§ Aim
Reproduce the listing below character for character; drop every image.

§ Task input
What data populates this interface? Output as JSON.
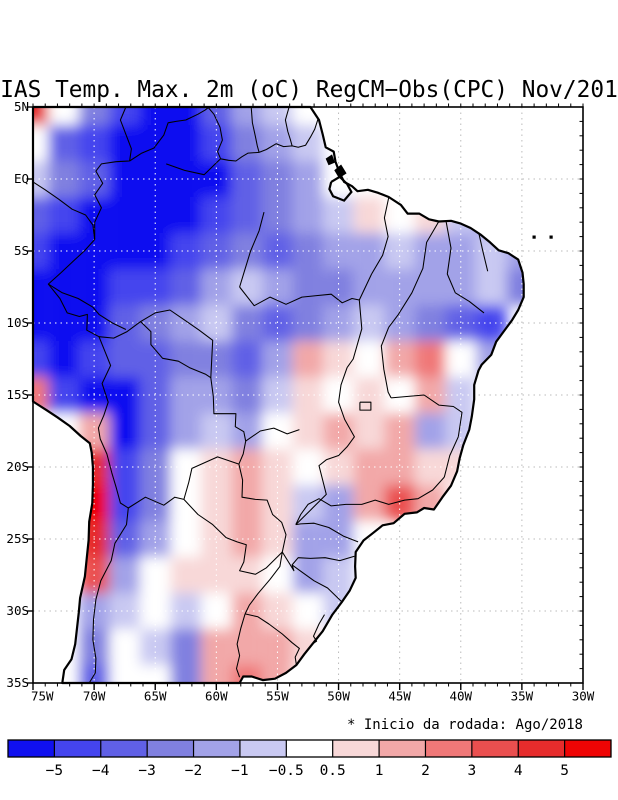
{
  "title": "IAS Temp. Max. 2m (oC) RegCM−Obs(CPC) Nov/201",
  "annotation": "* Inicio da rodada: Ago/2018",
  "axes": {
    "lat_labels": [
      "5N",
      "EQ",
      "5S",
      "10S",
      "15S",
      "20S",
      "25S",
      "30S",
      "35S"
    ],
    "lon_labels": [
      "75W",
      "70W",
      "65W",
      "60W",
      "55W",
      "50W",
      "45W",
      "40W",
      "35W",
      "30W"
    ]
  },
  "colorbar": {
    "tick_labels": [
      "−5",
      "−4",
      "−3",
      "−2",
      "−1",
      "−0.5",
      "0.5",
      "1",
      "2",
      "3",
      "4",
      "5"
    ],
    "colors": [
      "#1010f0",
      "#4444ee",
      "#6060e6",
      "#8080e0",
      "#a2a2e8",
      "#c9c9f2",
      "#ffffff",
      "#f8d8d8",
      "#f2a8a8",
      "#f07878",
      "#ea4f4f",
      "#e62c2c",
      "#ee0404"
    ]
  },
  "chart_data": {
    "type": "heatmap",
    "title": "IAS Temp. Max. 2m (oC) RegCM−Obs(CPC) Nov/201",
    "units": "oC",
    "note": "* Inicio da rodada: Ago/2018",
    "legend_levels": [
      -5,
      -4,
      -3,
      -2,
      -1,
      -0.5,
      0.5,
      1,
      2,
      3,
      4,
      5
    ],
    "xlabels": [
      "75W",
      "70W",
      "65W",
      "60W",
      "55W",
      "50W",
      "45W",
      "40W",
      "35W",
      "30W"
    ],
    "ylabels": [
      "5N",
      "EQ",
      "5S",
      "10S",
      "15S",
      "20S",
      "25S",
      "30S",
      "35S"
    ],
    "lon_w": [
      75,
      72.5,
      70,
      67.5,
      65,
      62.5,
      60,
      57.5,
      55,
      52.5,
      50,
      47.5,
      45,
      42.5,
      40,
      37.5,
      35,
      32.5,
      30
    ],
    "lat": [
      5,
      2.5,
      0,
      -2.5,
      -5,
      -7.5,
      -10,
      -12.5,
      -15,
      -17.5,
      -20,
      -22.5,
      -25,
      -27.5,
      -30,
      -32.5,
      -35
    ],
    "grid": [
      [
        4,
        -0.5,
        -3,
        -4.5,
        -5.5,
        -5.5,
        -4,
        -2,
        -0.7,
        -0.5,
        null,
        null,
        null,
        null,
        null,
        null,
        null,
        null,
        null
      ],
      [
        -0.5,
        -3.5,
        -4.5,
        -5.5,
        -5.5,
        -5.5,
        -4.5,
        -2.5,
        -2,
        -0.7,
        0,
        null,
        null,
        null,
        null,
        null,
        null,
        null,
        null
      ],
      [
        -0.7,
        -3,
        -4,
        -5.5,
        -5.5,
        -5.5,
        -5.5,
        -4,
        -3,
        -2,
        -0.5,
        null,
        null,
        null,
        null,
        null,
        null,
        null,
        null
      ],
      [
        -4,
        -4.5,
        -5.5,
        -5.5,
        -5.5,
        -5.5,
        -5,
        -4,
        -3,
        -2,
        -1,
        0.7,
        -0.5,
        0.7,
        -0.7,
        -1.5,
        null,
        null,
        null
      ],
      [
        -5,
        -5.5,
        -5.5,
        -5.5,
        -5.5,
        -5,
        -4,
        -3,
        -3.5,
        -3,
        -2,
        -1.5,
        -1,
        -1.5,
        -2,
        -1,
        -1.5,
        null,
        null
      ],
      [
        -5.5,
        -5.5,
        -5.5,
        -5,
        -4.5,
        -3.5,
        -1.5,
        -0.7,
        -2,
        -3,
        -3,
        -2,
        -1.5,
        -1.5,
        -2,
        -0.7,
        -2.5,
        null,
        null
      ],
      [
        -5.5,
        -5.5,
        -5.5,
        -4,
        -3,
        -2,
        -1,
        -2.5,
        -3.5,
        -2.5,
        -1.5,
        -0.7,
        -1.5,
        -2.5,
        -3.5,
        -4.5,
        null,
        null,
        null
      ],
      [
        -5,
        -5.5,
        -5,
        -4,
        -3.5,
        -3,
        -2.5,
        -3.5,
        -2,
        1.2,
        0.5,
        0.3,
        1.5,
        2.5,
        -0.5,
        -2,
        null,
        null,
        null
      ],
      [
        2.5,
        -5,
        -5.5,
        -5.5,
        -4,
        -2,
        -1.5,
        -2.5,
        -1,
        0.7,
        -0.5,
        0.7,
        0.3,
        1,
        -1,
        -0.5,
        null,
        null,
        null
      ],
      [
        null,
        -0.5,
        1.5,
        -5.5,
        -4,
        -1.5,
        -1,
        -1.5,
        -0.5,
        0.5,
        1,
        0.5,
        1.2,
        -2,
        -1,
        null,
        null,
        null,
        null
      ],
      [
        null,
        null,
        4.5,
        -4.5,
        -2.5,
        -0.5,
        0.5,
        1,
        0.7,
        -0.5,
        0.5,
        1.5,
        1,
        0.5,
        0.7,
        null,
        null,
        null,
        null
      ],
      [
        null,
        null,
        5.5,
        -5,
        -2.5,
        -0.5,
        0.7,
        1,
        0.5,
        -0.7,
        -1.5,
        1,
        3.2,
        1.5,
        null,
        null,
        null,
        null,
        null
      ],
      [
        null,
        null,
        4,
        -3.5,
        -1.5,
        0.3,
        0.7,
        1.2,
        0.7,
        -1.5,
        -2,
        -0.5,
        null,
        null,
        null,
        null,
        null,
        null,
        null
      ],
      [
        null,
        null,
        3,
        -2,
        -0.5,
        0.7,
        0.7,
        0.7,
        0.3,
        -1.5,
        -1,
        null,
        null,
        null,
        null,
        null,
        null,
        null,
        null
      ],
      [
        null,
        null,
        -1.5,
        -1,
        -0.3,
        -1,
        -0.5,
        1,
        0.7,
        0.3,
        -1,
        null,
        null,
        null,
        null,
        null,
        null,
        null,
        null
      ],
      [
        null,
        -0.5,
        -3,
        -0.5,
        -1,
        -2.5,
        1.5,
        1.5,
        1.5,
        0.7,
        null,
        null,
        null,
        null,
        null,
        null,
        null,
        null,
        null
      ],
      [
        null,
        -0.5,
        -4,
        -0.5,
        -0.5,
        -2.5,
        1,
        2,
        1.5,
        null,
        null,
        null,
        null,
        null,
        null,
        null,
        null,
        null,
        null
      ]
    ]
  }
}
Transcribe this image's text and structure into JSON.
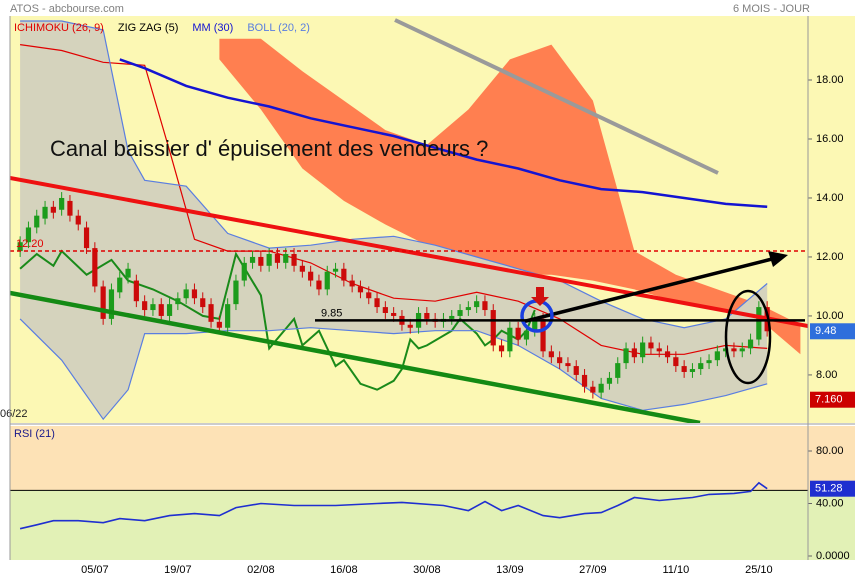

§ Answer to this exercise
What data populates this interface? Output as JSON.
{
  "title": "IAS Temp. Max. 2m (oC) RegCM−Obs(CPC) Nov/201",
  "annotation": "* Inicio da rodada: Ago/2018",
  "axes": {
    "lat_labels": [
      "5N",
      "EQ",
      "5S",
      "10S",
      "15S",
      "20S",
      "25S",
      "30S",
      "35S"
    ],
    "lon_labels": [
      "75W",
      "70W",
      "65W",
      "60W",
      "55W",
      "50W",
      "45W",
      "40W",
      "35W",
      "30W"
    ]
  },
  "colorbar": {
    "tick_labels": [
      "−5",
      "−4",
      "−3",
      "−2",
      "−1",
      "−0.5",
      "0.5",
      "1",
      "2",
      "3",
      "4",
      "5"
    ],
    "colors": [
      "#1010f0",
      "#4444ee",
      "#6060e6",
      "#8080e0",
      "#a2a2e8",
      "#c9c9f2",
      "#ffffff",
      "#f8d8d8",
      "#f2a8a8",
      "#f07878",
      "#ea4f4f",
      "#e62c2c",
      "#ee0404"
    ]
  },
  "chart_data": {
    "type": "heatmap",
    "title": "IAS Temp. Max. 2m (oC) RegCM−Obs(CPC) Nov/201",
    "units": "oC",
    "note": "* Inicio da rodada: Ago/2018",
    "legend_levels": [
      -5,
      -4,
      -3,
      -2,
      -1,
      -0.5,
      0.5,
      1,
      2,
      3,
      4,
      5
    ],
    "xlabels": [
      "75W",
      "70W",
      "65W",
      "60W",
      "55W",
      "50W",
      "45W",
      "40W",
      "35W",
      "30W"
    ],
    "ylabels": [
      "5N",
      "EQ",
      "5S",
      "10S",
      "15S",
      "20S",
      "25S",
      "30S",
      "35S"
    ],
    "lon_w": [
      75,
      72.5,
      70,
      67.5,
      65,
      62.5,
      60,
      57.5,
      55,
      52.5,
      50,
      47.5,
      45,
      42.5,
      40,
      37.5,
      35,
      32.5,
      30
    ],
    "lat": [
      5,
      2.5,
      0,
      -2.5,
      -5,
      -7.5,
      -10,
      -12.5,
      -15,
      -17.5,
      -20,
      -22.5,
      -25,
      -27.5,
      -30,
      -32.5,
      -35
    ],
    "grid": [
      [
        4,
        -0.5,
        -3,
        -4.5,
        -5.5,
        -5.5,
        -4,
        -2,
        -0.7,
        -0.5,
        null,
        null,
        null,
        null,
        null,
        null,
        null,
        null,
        null
      ],
      [
        -0.5,
        -3.5,
        -4.5,
        -5.5,
        -5.5,
        -5.5,
        -4.5,
        -2.5,
        -2,
        -0.7,
        0,
        null,
        null,
        null,
        null,
        null,
        null,
        null,
        null
      ],
      [
        -0.7,
        -3,
        -4,
        -5.5,
        -5.5,
        -5.5,
        -5.5,
        -4,
        -3,
        -2,
        -0.5,
        null,
        null,
        null,
        null,
        null,
        null,
        null,
        null
      ],
      [
        -4,
        -4.5,
        -5.5,
        -5.5,
        -5.5,
        -5.5,
        -5,
        -4,
        -3,
        -2,
        -1,
        0.7,
        -0.5,
        0.7,
        -0.7,
        -1.5,
        null,
        null,
        null
      ],
      [
        -5,
        -5.5,
        -5.5,
        -5.5,
        -5.5,
        -5,
        -4,
        -3,
        -3.5,
        -3,
        -2,
        -1.5,
        -1,
        -1.5,
        -2,
        -1,
        -1.5,
        null,
        null
      ],
      [
        -5.5,
        -5.5,
        -5.5,
        -5,
        -4.5,
        -3.5,
        -1.5,
        -0.7,
        -2,
        -3,
        -3,
        -2,
        -1.5,
        -1.5,
        -2,
        -0.7,
        -2.5,
        null,
        null
      ],
      [
        -5.5,
        -5.5,
        -5.5,
        -4,
        -3,
        -2,
        -1,
        -2.5,
        -3.5,
        -2.5,
        -1.5,
        -0.7,
        -1.5,
        -2.5,
        -3.5,
        -4.5,
        null,
        null,
        null
      ],
      [
        -5,
        -5.5,
        -5,
        -4,
        -3.5,
        -3,
        -2.5,
        -3.5,
        -2,
        1.2,
        0.5,
        0.3,
        1.5,
        2.5,
        -0.5,
        -2,
        null,
        null,
        null
      ],
      [
        2.5,
        -5,
        -5.5,
        -5.5,
        -4,
        -2,
        -1.5,
        -2.5,
        -1,
        0.7,
        -0.5,
        0.7,
        0.3,
        1,
        -1,
        -0.5,
        null,
        null,
        null
      ],
      [
        null,
        -0.5,
        1.5,
        -5.5,
        -4,
        -1.5,
        -1,
        -1.5,
        -0.5,
        0.5,
        1,
        0.5,
        1.2,
        -2,
        -1,
        null,
        null,
        null,
        null
      ],
      [
        null,
        null,
        4.5,
        -4.5,
        -2.5,
        -0.5,
        0.5,
        1,
        0.7,
        -0.5,
        0.5,
        1.5,
        1,
        0.5,
        0.7,
        null,
        null,
        null,
        null
      ],
      [
        null,
        null,
        5.5,
        -5,
        -2.5,
        -0.5,
        0.7,
        1,
        0.5,
        -0.7,
        -1.5,
        1,
        3.2,
        1.5,
        null,
        null,
        null,
        null,
        null
      ],
      [
        null,
        null,
        4,
        -3.5,
        -1.5,
        0.3,
        0.7,
        1.2,
        0.7,
        -1.5,
        -2,
        -0.5,
        null,
        null,
        null,
        null,
        null,
        null,
        null
      ],
      [
        null,
        null,
        3,
        -2,
        -0.5,
        0.7,
        0.7,
        0.7,
        0.3,
        -1.5,
        -1,
        null,
        null,
        null,
        null,
        null,
        null,
        null,
        null
      ],
      [
        null,
        null,
        -1.5,
        -1,
        -0.3,
        -1,
        -0.5,
        1,
        0.7,
        0.3,
        -1,
        null,
        null,
        null,
        null,
        null,
        null,
        null,
        null
      ],
      [
        null,
        -0.5,
        -3,
        -0.5,
        -1,
        -2.5,
        1.5,
        1.5,
        1.5,
        0.7,
        null,
        null,
        null,
        null,
        null,
        null,
        null,
        null,
        null
      ],
      [
        null,
        -0.5,
        -4,
        -0.5,
        -0.5,
        -2.5,
        1,
        2,
        1.5,
        null,
        null,
        null,
        null,
        null,
        null,
        null,
        null,
        null,
        null
      ]
    ]
  }
}
Transcribe this image's text and structure into JSON.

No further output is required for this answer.